** ОТРЫВОК ИЗ ИСТОЧНИКА **
################
В Айрин я был сильно влюблен. Испытал с ней свой первый оргазм. Помню, как в первый раз все это выплеснулось из меня – я подумал, что описался, вскочил с кровати и побежал в ванную. У меня как-то и до этого был сексуальный сон – мне снилось, что я на яйце катаюсь, а оно разбилось. Но такого, как в тот первый раз с Айрин, я никогда не испытывал.
По выходным мы с Айрин обычно ездили на трамвае в Сент-Луис по мосту через Миссисипи. Мы приезжали в «Сару и Финни» – самый богатый тогда черный район в Сент-Луисе – прямо к «Комете», лучшему кинотеатру для черных. Все путешествие обходилось нам в сорок центов. И всюду я таскал с собой трубу – ведь всегда мог представиться случай поиграть. Мне хотелось быть готовым, и иногда так и случалось.
Айрин танцевала в одной из трупп Ист-Сент-Луиса, причем отлично. А я всегда плохо танцевал. Но почему-то с Айрин у меня все получалось. Она как-то ухитрялась расшевелить меня, и с ней я не спотыкался и не выглядел идиотом. Она помогала мне выглядеть так, будто я знаю, что делаю. Тогда я мог танцевать только с Айрин или с сестрой Дороти. А вообще-то совсем не любил танцевать, слишком был застенчивый.
Айрин жила с матерью, хорошей женщиной – сильной и красивой, как она сама. Ее отец, Фред Берт, был сборщиком ставок. Он был игроком, такой высоченный дядя. Еще у нее был младший сводный брат Фредди Берт, которого я учил играть на трубе. Он довольно хорошо играл, но я был с ним очень строг, как мистер Быокенен со мной. Когда я закончил школу Линкольна, Фредди стал первой трубой школьного оркестра. Сейчас он директор школы в Ист-Сент-Луисе. Славным парнем вырос этот Фредди-младший.
У Айрин был еще один братик, Уильям, пяти-шести лет, он мне очень нравился. Этот Уильям был очень хорошенький, с курчавой головой, но тощенький и все время кашлял. Однажды он серьезно заболел, по-моему, воспалением легких или чем-то в этом роде. В общем, к нему пришел врач. А так как Айрин знала, что я подумываю о том, чтобы стать врачом – по стопам отца, но только не дантистом, конечно (об этом мало кто знал), она позвала меня послушать, что скажет доктор. Врач пришел, один-единственный раз взглянул на Уильяма и объявил, абсолютно спокойно, что ничем не может помочь. Что еще до утра Уильям умрет. Он нес все это дерьмо, а меня такое зло на него взяло. Знаешь, я очень долго не мог понять, как у него повернулся язык сказать такое – и так равнодушно. Меня от него просто затошнило. Уильям и вправду умер рано утром на следующий день – дома, на руках у матери, его даже в больницу не взяли. Эта история тогда жутко на меня подействовала.
################
** ИСХОДНЫЕ ДАННЫЕ **

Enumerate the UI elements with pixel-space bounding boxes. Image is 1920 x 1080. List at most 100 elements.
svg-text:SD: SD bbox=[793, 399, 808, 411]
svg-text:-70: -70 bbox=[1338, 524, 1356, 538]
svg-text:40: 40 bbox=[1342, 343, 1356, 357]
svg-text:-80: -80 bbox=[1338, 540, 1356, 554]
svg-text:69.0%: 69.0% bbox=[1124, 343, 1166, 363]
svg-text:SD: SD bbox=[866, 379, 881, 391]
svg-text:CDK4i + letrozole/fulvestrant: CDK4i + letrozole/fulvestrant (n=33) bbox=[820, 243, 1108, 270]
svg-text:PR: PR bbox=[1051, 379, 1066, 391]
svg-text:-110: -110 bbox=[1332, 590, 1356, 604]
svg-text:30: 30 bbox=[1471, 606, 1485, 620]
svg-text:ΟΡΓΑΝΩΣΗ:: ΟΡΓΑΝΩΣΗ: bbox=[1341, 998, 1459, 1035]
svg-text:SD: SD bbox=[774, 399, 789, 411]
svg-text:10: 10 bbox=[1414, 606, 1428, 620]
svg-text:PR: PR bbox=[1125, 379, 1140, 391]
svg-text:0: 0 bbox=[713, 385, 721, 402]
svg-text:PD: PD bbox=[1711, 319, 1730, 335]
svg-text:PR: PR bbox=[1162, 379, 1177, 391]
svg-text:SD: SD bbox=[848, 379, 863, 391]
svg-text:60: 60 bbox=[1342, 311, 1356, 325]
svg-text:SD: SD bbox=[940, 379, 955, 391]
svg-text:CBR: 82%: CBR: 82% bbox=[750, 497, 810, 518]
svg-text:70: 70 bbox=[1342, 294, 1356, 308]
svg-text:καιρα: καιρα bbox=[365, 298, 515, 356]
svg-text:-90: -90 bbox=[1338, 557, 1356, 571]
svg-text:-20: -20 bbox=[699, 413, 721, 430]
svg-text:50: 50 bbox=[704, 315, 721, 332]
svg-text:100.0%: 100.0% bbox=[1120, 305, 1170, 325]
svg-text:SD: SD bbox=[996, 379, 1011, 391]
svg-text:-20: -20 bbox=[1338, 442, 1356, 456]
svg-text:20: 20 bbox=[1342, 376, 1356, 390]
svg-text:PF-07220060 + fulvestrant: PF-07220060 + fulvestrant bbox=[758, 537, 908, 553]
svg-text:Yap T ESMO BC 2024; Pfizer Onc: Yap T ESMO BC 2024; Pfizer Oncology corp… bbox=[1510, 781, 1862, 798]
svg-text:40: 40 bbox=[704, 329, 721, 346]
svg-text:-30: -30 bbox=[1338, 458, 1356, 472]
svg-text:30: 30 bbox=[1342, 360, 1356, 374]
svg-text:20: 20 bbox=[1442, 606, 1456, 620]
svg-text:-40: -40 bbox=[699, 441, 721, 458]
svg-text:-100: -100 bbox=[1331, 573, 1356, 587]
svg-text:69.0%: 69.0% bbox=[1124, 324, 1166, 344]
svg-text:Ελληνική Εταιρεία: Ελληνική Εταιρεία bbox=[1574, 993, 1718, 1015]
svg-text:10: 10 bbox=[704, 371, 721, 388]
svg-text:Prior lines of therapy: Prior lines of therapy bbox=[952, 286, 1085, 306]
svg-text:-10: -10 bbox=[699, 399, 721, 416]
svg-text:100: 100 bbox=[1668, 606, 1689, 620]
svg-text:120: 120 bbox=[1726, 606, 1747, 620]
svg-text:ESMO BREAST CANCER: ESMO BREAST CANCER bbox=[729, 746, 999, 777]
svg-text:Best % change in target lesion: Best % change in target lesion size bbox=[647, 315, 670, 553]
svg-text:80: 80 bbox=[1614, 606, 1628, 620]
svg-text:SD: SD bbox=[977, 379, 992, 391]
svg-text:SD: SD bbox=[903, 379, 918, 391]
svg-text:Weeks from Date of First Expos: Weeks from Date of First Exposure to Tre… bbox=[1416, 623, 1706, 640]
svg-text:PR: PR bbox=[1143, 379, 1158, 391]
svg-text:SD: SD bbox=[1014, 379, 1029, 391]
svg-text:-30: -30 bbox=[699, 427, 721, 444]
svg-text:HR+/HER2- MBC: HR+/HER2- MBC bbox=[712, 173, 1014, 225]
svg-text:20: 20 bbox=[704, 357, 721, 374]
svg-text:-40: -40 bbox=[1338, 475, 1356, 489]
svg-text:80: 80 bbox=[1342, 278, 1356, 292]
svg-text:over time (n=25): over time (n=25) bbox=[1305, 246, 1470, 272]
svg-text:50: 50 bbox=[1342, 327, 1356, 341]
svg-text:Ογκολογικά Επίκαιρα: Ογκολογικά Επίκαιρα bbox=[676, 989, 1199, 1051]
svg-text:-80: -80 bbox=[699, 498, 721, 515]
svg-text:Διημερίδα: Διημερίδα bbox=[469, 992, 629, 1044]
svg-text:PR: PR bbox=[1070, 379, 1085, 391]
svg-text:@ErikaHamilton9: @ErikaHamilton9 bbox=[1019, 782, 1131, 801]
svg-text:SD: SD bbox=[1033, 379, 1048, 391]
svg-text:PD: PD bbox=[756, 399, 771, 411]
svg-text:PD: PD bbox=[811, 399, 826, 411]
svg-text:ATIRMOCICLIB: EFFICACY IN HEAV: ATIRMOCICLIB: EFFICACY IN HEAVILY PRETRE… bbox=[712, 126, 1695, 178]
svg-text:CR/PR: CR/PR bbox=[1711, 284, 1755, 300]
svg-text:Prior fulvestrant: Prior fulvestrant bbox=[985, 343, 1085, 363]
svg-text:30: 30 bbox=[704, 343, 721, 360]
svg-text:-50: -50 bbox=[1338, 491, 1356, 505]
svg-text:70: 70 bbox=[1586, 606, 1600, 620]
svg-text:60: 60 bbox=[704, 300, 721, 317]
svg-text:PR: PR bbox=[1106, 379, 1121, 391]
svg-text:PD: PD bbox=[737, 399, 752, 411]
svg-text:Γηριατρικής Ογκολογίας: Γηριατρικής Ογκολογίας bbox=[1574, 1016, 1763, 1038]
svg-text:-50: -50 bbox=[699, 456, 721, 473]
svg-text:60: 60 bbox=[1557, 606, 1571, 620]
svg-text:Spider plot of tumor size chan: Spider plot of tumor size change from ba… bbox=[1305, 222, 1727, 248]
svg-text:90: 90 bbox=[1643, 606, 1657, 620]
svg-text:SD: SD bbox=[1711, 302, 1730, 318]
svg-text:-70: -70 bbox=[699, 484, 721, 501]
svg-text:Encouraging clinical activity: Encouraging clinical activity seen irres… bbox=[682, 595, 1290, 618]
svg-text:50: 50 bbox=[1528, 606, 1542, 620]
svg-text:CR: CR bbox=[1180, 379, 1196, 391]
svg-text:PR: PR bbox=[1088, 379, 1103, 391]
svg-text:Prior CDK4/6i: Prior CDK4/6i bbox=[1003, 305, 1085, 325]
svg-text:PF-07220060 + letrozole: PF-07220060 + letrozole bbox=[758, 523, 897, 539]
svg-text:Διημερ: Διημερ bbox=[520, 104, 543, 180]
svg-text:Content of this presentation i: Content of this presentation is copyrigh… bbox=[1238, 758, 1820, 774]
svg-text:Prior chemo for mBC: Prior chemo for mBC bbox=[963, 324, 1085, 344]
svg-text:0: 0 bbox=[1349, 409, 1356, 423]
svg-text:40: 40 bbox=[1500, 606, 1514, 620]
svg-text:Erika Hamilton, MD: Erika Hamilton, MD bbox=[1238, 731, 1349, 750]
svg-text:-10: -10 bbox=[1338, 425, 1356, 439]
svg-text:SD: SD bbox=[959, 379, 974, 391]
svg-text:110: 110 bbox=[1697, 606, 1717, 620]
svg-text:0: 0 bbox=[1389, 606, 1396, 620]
################
** ЗАДАНИЕ **
Перечислите всех членов семьи Айрин, упомянутых в отрывке об Айрин.

** ОТВЕТ **
Мать Айрин, отец Фред Берт, младший сводный брат Фредди Берт, младший брат Уильям.